What you need to do | Find every line in the records that holds the string "this". Copy each one.

Given information |
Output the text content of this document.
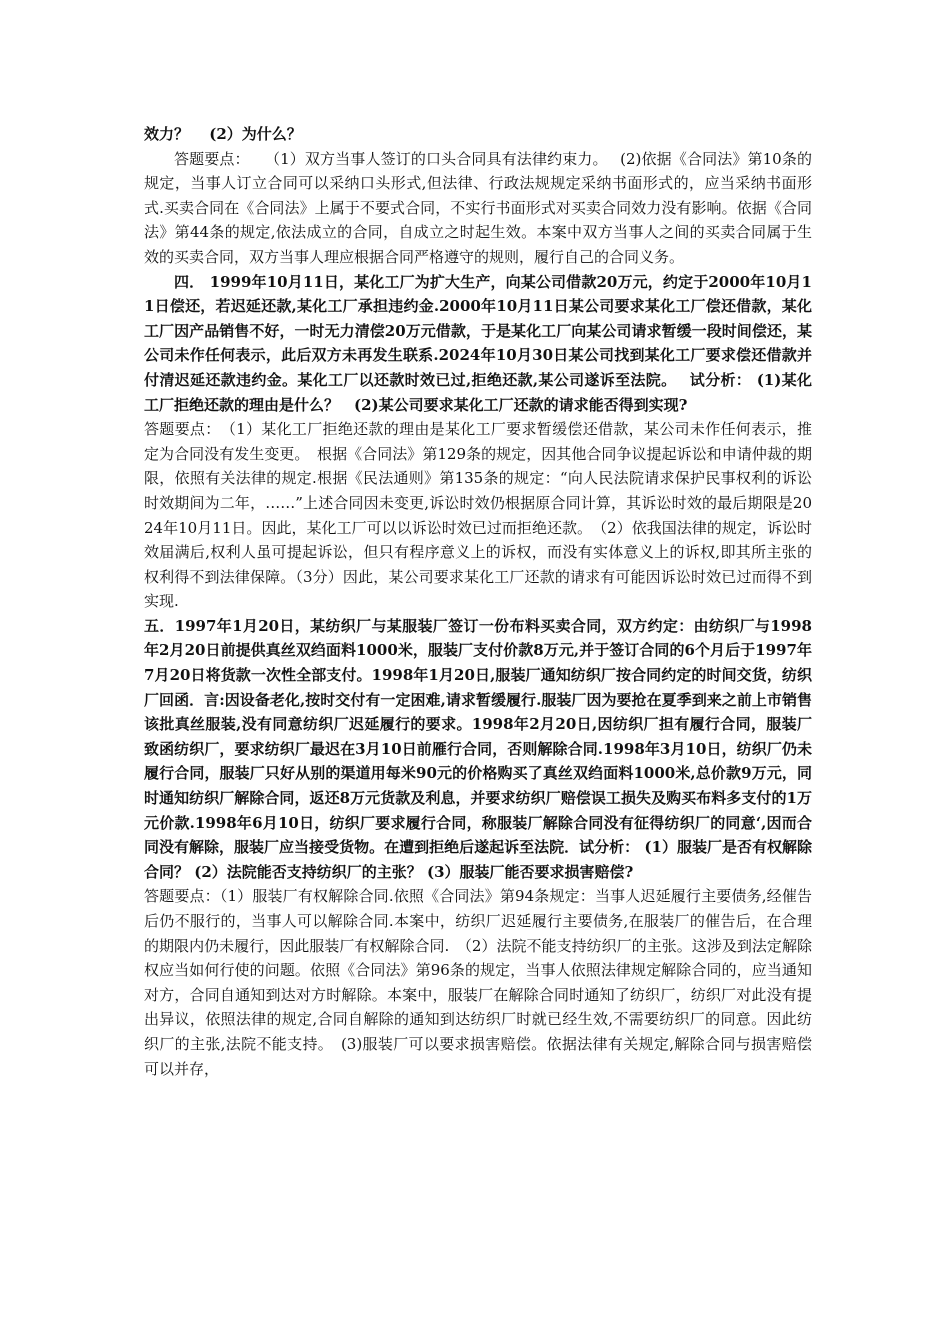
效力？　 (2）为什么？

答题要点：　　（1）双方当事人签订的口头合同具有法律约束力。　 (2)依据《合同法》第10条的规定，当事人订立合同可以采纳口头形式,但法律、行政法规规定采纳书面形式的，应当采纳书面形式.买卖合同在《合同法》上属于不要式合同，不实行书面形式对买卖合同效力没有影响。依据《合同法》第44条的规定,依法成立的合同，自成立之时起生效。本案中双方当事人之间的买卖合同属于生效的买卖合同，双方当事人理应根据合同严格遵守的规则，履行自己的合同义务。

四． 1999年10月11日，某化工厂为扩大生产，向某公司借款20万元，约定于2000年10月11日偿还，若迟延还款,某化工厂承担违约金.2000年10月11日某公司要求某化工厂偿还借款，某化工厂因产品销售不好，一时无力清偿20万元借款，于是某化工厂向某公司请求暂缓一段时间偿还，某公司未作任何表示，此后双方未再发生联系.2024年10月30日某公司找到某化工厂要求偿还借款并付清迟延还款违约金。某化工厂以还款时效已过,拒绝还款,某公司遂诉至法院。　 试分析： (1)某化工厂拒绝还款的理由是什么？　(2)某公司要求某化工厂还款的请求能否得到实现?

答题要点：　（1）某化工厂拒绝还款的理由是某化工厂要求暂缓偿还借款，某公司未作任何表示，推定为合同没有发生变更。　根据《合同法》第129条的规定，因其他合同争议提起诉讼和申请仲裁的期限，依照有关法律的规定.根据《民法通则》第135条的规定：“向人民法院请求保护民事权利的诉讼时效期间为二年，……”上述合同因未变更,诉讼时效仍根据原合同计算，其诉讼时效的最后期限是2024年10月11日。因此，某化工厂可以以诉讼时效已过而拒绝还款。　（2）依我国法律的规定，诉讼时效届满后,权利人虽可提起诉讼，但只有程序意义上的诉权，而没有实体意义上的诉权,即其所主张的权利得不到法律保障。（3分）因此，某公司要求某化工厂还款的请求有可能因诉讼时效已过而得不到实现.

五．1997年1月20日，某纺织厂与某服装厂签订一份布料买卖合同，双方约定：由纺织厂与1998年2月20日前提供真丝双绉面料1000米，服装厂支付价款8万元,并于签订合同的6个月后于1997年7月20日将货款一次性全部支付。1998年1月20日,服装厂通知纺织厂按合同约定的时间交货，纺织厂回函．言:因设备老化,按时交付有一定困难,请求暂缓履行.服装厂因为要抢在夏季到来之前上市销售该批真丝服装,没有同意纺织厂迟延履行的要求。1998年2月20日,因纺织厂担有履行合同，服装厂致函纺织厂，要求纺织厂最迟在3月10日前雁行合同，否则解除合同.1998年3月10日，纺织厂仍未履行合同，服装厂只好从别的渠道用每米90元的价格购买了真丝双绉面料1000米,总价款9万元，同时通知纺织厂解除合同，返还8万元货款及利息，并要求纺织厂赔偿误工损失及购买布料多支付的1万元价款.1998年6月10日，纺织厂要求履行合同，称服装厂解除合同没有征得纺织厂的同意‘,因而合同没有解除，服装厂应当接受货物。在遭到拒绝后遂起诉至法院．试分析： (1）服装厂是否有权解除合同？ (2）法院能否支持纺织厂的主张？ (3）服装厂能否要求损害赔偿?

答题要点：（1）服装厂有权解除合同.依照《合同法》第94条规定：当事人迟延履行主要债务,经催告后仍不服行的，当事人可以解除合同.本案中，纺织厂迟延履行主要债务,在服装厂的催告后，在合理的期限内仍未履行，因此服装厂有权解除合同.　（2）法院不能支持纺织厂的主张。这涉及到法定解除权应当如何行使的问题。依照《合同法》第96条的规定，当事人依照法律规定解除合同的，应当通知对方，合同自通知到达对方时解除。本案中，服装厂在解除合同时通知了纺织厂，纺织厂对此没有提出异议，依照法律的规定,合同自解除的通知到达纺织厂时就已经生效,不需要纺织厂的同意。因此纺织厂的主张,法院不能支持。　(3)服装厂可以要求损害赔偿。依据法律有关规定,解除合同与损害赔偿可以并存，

---

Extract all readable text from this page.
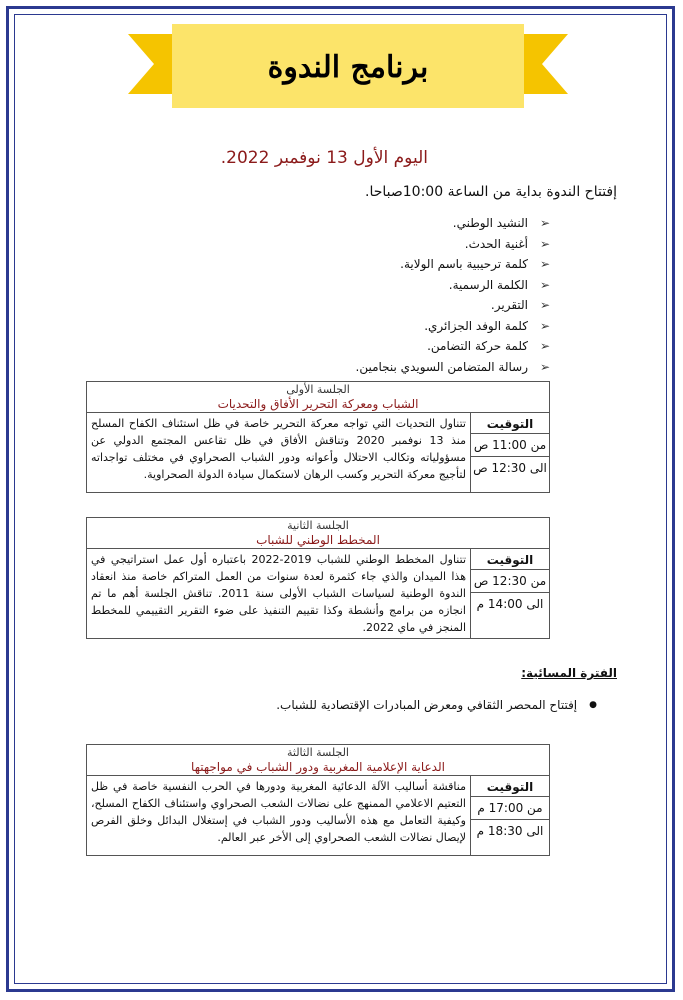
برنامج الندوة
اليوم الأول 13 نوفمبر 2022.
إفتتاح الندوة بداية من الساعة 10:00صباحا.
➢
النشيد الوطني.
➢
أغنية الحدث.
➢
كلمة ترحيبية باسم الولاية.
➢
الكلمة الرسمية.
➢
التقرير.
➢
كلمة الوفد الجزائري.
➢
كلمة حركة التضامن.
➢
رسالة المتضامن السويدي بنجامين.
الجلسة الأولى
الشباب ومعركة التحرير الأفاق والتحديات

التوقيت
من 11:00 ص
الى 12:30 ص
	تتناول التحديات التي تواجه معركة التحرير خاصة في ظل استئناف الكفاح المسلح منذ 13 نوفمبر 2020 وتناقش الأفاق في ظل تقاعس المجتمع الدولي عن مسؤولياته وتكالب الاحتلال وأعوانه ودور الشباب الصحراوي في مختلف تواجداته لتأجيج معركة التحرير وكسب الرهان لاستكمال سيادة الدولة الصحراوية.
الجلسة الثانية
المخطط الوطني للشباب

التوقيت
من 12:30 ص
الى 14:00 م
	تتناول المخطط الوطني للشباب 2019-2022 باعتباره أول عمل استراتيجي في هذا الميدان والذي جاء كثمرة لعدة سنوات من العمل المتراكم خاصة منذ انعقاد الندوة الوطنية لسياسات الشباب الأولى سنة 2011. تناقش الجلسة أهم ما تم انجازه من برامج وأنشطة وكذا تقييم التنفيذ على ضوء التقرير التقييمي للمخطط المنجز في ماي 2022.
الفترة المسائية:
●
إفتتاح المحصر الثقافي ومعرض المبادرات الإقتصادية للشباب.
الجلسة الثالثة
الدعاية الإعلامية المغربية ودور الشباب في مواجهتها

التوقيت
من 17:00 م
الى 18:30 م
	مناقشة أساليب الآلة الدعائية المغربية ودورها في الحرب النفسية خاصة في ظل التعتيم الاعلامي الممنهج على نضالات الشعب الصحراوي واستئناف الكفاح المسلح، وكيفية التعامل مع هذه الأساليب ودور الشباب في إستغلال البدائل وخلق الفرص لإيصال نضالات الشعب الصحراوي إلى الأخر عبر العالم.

Exercise result |
Output the text content of this document.
Extract all readable text from this page.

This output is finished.